> [Wat te doen]
A. Beantwoord drie vragen over de uitspraak van de kantonrechter:
(i) Wie was de griffier?
(ii) Binnen hoeveel weken na de verzenddatum kan hoger beroep worden ingesteld?
(iii) Bij welk adres moet het beroepschrift worden ingediend?
B. Neem een stuk uit de uitspraak van de kantonrechter letterlijk over. Begin bij de woorden "Het beroepschrift moet worden" en stop na "mondeling wilt toelichten.".

> [Tekst pagina]
* * *
De kantonrechter ziet in wat betrokkene heeft aangevoerd ook geen reden om de boete te matigen. Het beroep wordt daarom ongegrond verklaard.
Gelet hierop is er geen aanleiding voor het toekennen van een proceskostenvergoeding.

Beslissing

De kantonrechter:
  • verklaart het beroep ongegrond;
  • wijst het verzoek om proceskostenvergoeding af.
Deze uitspraak is gedaan door mr. M.A.V. van Aardenne, kantonrechter, bijgestaan door de griffier C.A. Lequin, en in het openbaar uitgesproken op 12 maart 2024.
Als u het niet eens bent met deze beslissing, dan kunt u binnen 6 weken na de hieronder vermelde datum van verzending van deze beslissing hoger beroep instellen bij het gerechtshof Arnhem-Leeuwarden, maar alleen als:
de boete meer dan € 110,00 bedraagt, of
uw beroep niet-ontvankelijk is verklaard omdat u niet of niet op tijd zekerheid heeft gesteld.
Het beroepschrift moet worden ingediend bij Rechtbank Zeeland-West-Brabant, Team strafrecht, Postbus 67, 4330 AB Middelburg. Het beroepschrift moet zijn ondertekend door degene die beroep heeft ingesteld of door de gemachtigde.
U dient daarbij het zaaknummer te vermelden.
De procedure bij het gerechtshof verloopt geheel schriftelijk, tenzij u in het beroepschrift uitdrukkelijk vraagt om een zitting waarop u uw standpunt mondeling wilt toelichten.
* * *
> [Vastgelegde gegevens]
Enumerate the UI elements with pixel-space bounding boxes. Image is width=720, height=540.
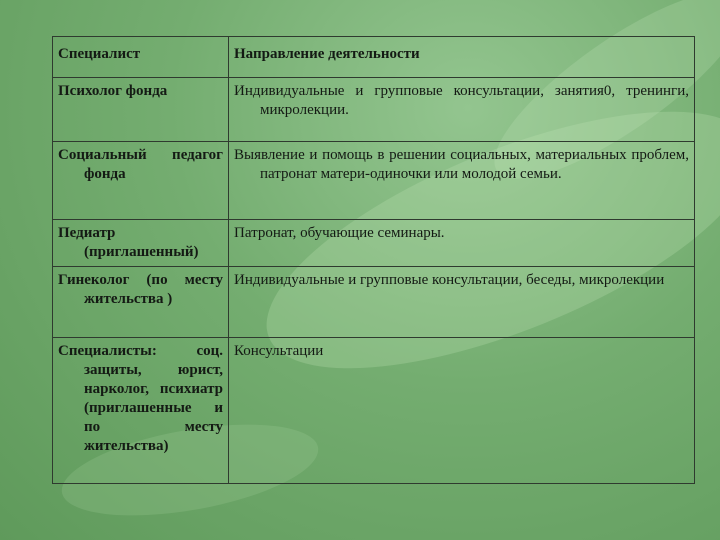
activity-text: Консультации <box>234 343 324 359</box>
table-row <box>53 220 695 267</box>
specialist-name: Специалисты: соц. защиты, юрист, нарколог, психиатр (приглашенные и по месту жительства) <box>58 343 223 454</box>
table-row <box>53 267 695 338</box>
specialist-cell <box>53 338 229 484</box>
activity-text: Индивидуальные и групповые консультации, беседы, микролекции <box>234 272 665 288</box>
activity-cell <box>229 78 695 142</box>
specialist-name: Социальный педагог фонда <box>58 147 223 182</box>
specialist-cell <box>53 267 229 338</box>
specialist-name: Педиатр (приглашенный) <box>58 225 199 260</box>
activity-text: Патронат, обучающие семинары. <box>234 225 445 241</box>
activity-text: Выявление и помощь в решении социальных, материальных проблем, патронат матери-одиночки или молодой семьи. <box>234 147 689 182</box>
specialist-name: Психолог фонда <box>58 83 168 99</box>
activity-cell <box>229 267 695 338</box>
activity-cell <box>229 142 695 220</box>
specialist-cell <box>53 78 229 142</box>
specialist-name: Гинеколог (по месту жительства ) <box>58 272 223 307</box>
header-specialist: Специалист <box>53 37 229 78</box>
header-activity: Направление деятельности <box>229 37 695 78</box>
activity-text: Индивидуальные и групповые консультации, занятия0, тренинги, микролекции. <box>234 83 689 118</box>
table-header-row <box>53 37 695 78</box>
specialists-table <box>52 36 695 484</box>
table-row <box>53 78 695 142</box>
specialist-cell <box>53 142 229 220</box>
specialist-cell <box>53 220 229 267</box>
activity-cell <box>229 220 695 267</box>
table-row <box>53 142 695 220</box>
activity-cell <box>229 338 695 484</box>
table-row <box>53 338 695 484</box>
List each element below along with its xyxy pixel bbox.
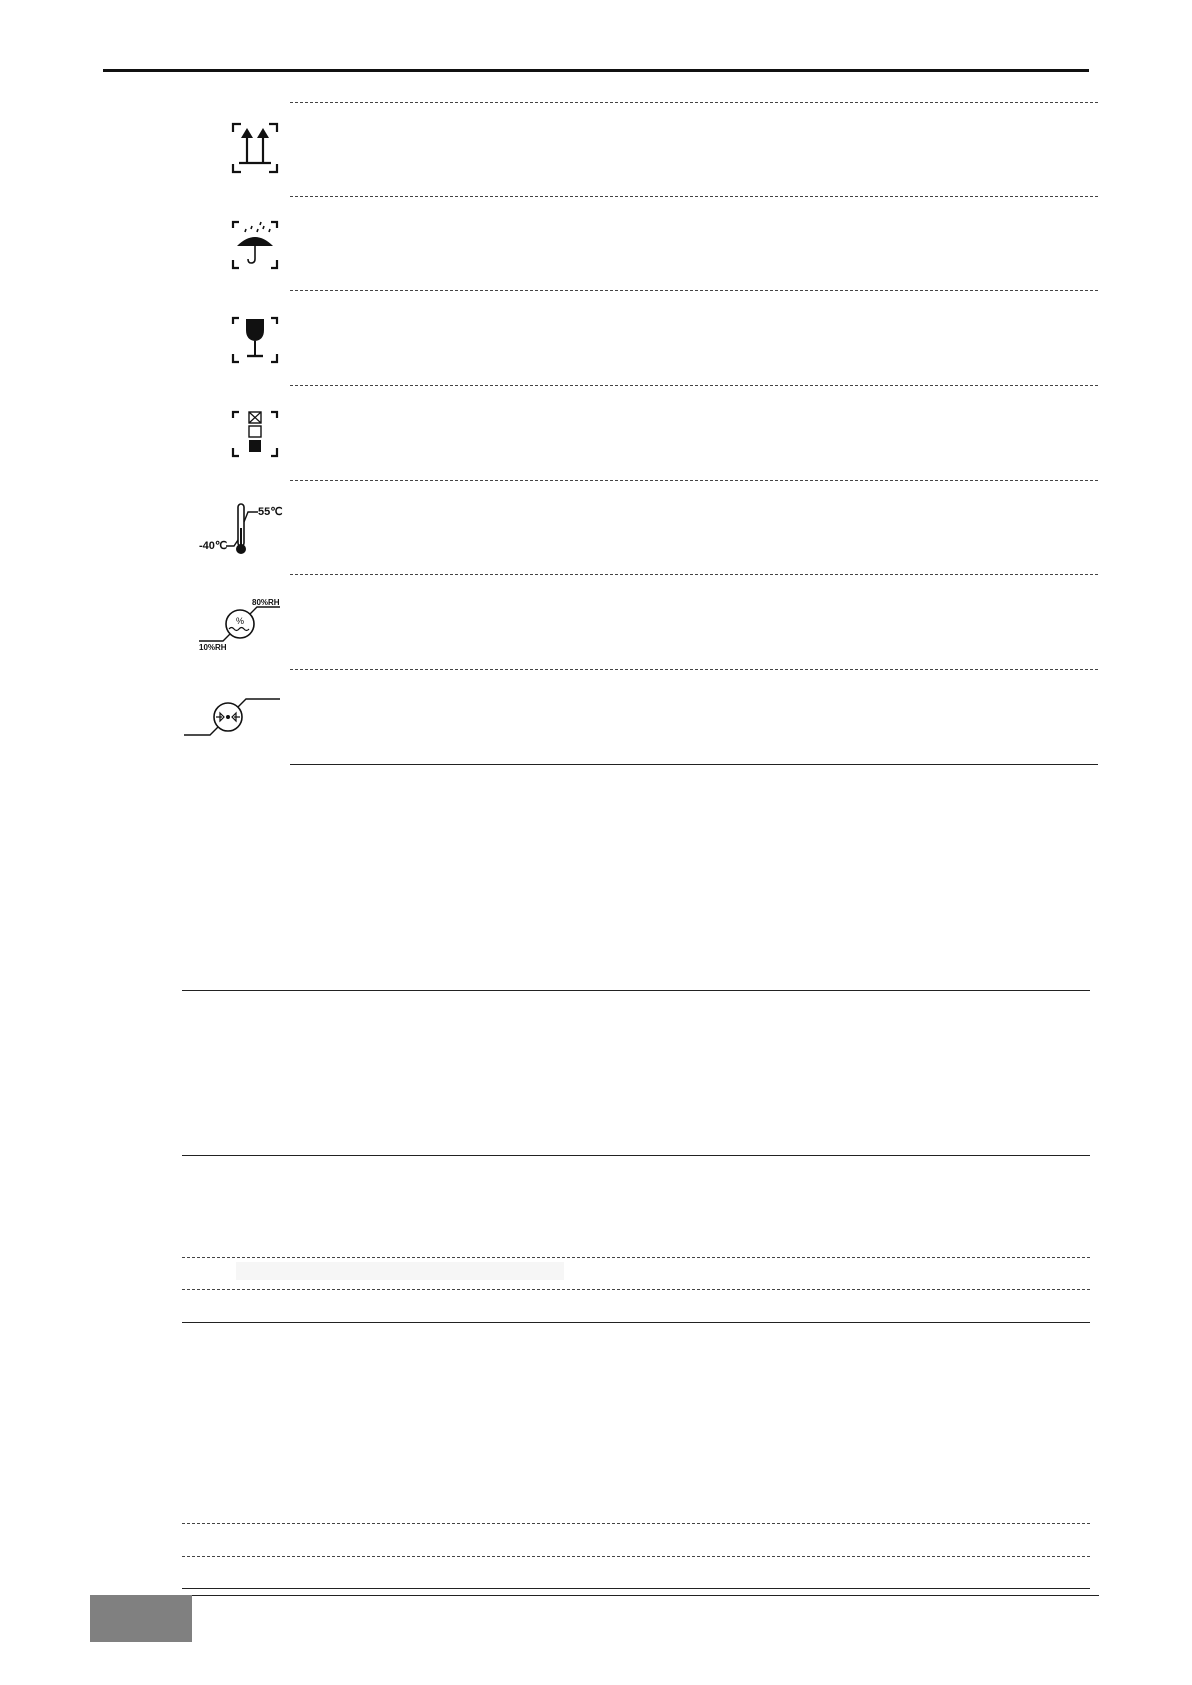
atmospheric-pressure-limit-icon [182, 690, 292, 770]
page-number-tab [90, 1595, 192, 1642]
humidity-upper-label: 80%RH [252, 598, 280, 607]
table-cell-shade [236, 1262, 564, 1280]
stacking-limit-icon [230, 410, 340, 490]
section-rule [182, 1322, 1090, 1323]
this-way-up-icon [230, 122, 340, 202]
table-divider [290, 196, 1098, 197]
humidity-limit-icon [196, 594, 306, 674]
table-divider [290, 480, 1098, 481]
temperature-upper-label: 55℃ [258, 506, 283, 518]
temperature-limit-icon [196, 500, 306, 580]
table-divider [182, 1523, 1090, 1524]
table-divider [290, 290, 1098, 291]
table-divider [182, 1289, 1090, 1290]
section-rule [182, 1155, 1090, 1156]
table-bottom-rule [290, 764, 1098, 765]
fragile-glass-icon [230, 316, 340, 396]
table-divider [290, 669, 1098, 670]
table-divider [182, 1257, 1090, 1258]
section-rule [182, 990, 1090, 991]
section-rule [182, 1588, 1090, 1589]
footer-rule [183, 1595, 1099, 1596]
header-rule [103, 69, 1089, 72]
table-divider [182, 1556, 1090, 1557]
temperature-lower-label: -40℃ [199, 540, 228, 552]
keep-dry-umbrella-icon [230, 220, 340, 300]
table-divider [290, 574, 1098, 575]
humidity-percent-label: % [236, 616, 245, 626]
table-divider [290, 102, 1098, 103]
table-divider [290, 385, 1098, 386]
humidity-lower-label: 10%RH [199, 643, 227, 652]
* * *
> [Als antwoord]
A.
(i) C.A. Lequin
(ii) Binnen 6 weken
(iii) Bij Rechtbank Zeeland-West-Brabant, Team strafrecht, Postbus 67, 4330 AB Middelburg

B.
Het beroepschrift moet worden ingediend bij Rechtbank Zeeland-West-Brabant, Team strafrecht, Postbus 67, 4330 AB Middelburg. Het beroepschrift moet zijn ondertekend door degene die beroep heeft ingesteld of door de gemachtigde.
U dient daarbij het zaaknummer te vermelden.
De procedure bij het gerechtshof verloopt geheel schriftelijk, tenzij u in het beroepschrift uitdrukkelijk vraagt om een zitting waarop u uw standpunt mondeling wilt toelichten.